** Opening MATERIAL FOR THE TASK block **
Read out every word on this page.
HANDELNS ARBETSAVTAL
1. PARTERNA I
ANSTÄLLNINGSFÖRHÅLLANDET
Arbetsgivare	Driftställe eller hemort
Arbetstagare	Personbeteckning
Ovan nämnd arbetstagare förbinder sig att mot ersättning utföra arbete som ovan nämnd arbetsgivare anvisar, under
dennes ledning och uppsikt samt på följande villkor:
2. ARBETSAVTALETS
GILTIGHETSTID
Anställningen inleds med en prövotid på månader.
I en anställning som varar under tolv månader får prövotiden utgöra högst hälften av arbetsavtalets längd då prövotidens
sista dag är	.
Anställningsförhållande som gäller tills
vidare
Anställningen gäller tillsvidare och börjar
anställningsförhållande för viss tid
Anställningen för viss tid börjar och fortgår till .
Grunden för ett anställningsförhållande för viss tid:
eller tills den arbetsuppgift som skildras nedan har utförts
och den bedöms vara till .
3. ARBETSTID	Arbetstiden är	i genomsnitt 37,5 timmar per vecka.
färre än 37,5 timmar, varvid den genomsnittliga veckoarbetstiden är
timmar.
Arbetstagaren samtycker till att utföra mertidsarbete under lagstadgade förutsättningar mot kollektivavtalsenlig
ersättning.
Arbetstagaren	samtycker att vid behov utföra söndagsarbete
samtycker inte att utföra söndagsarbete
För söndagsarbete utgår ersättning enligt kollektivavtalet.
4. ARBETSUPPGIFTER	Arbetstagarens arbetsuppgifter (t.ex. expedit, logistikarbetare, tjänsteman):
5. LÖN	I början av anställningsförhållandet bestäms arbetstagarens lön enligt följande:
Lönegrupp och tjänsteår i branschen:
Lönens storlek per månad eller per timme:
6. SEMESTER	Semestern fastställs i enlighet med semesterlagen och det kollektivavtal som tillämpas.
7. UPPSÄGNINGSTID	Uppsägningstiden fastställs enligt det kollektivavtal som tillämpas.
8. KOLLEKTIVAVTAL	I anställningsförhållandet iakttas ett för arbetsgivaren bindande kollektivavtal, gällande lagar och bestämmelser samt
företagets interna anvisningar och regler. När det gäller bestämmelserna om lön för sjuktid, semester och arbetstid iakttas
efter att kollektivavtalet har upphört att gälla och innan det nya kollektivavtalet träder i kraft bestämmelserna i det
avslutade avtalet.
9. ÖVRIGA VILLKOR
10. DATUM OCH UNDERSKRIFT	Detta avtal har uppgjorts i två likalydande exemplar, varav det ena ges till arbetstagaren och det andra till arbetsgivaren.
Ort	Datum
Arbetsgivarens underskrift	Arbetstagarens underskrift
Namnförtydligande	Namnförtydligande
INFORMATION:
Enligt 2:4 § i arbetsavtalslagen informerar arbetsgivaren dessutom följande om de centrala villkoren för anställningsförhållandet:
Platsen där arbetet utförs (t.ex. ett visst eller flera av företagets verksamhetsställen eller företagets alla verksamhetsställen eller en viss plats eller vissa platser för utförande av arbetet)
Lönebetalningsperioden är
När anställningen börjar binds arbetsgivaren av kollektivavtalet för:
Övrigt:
** Closing MATERIAL FOR THE TASK block **
▶ _PROBLEM DETAILS_: Each line above that includes "följande" should be shown.

▶ _RESPONSE TO THE EXERCISE_:
dennes ledning och uppsikt samt på följande villkor:
5. LÖN	I början av anställningsförhållandet bestäms arbetstagarens lön enligt följande:
Enligt 2:4 § i arbetsavtalslagen informerar arbetsgivaren dessutom följande om de centrala villkoren för anställningsförhållandet:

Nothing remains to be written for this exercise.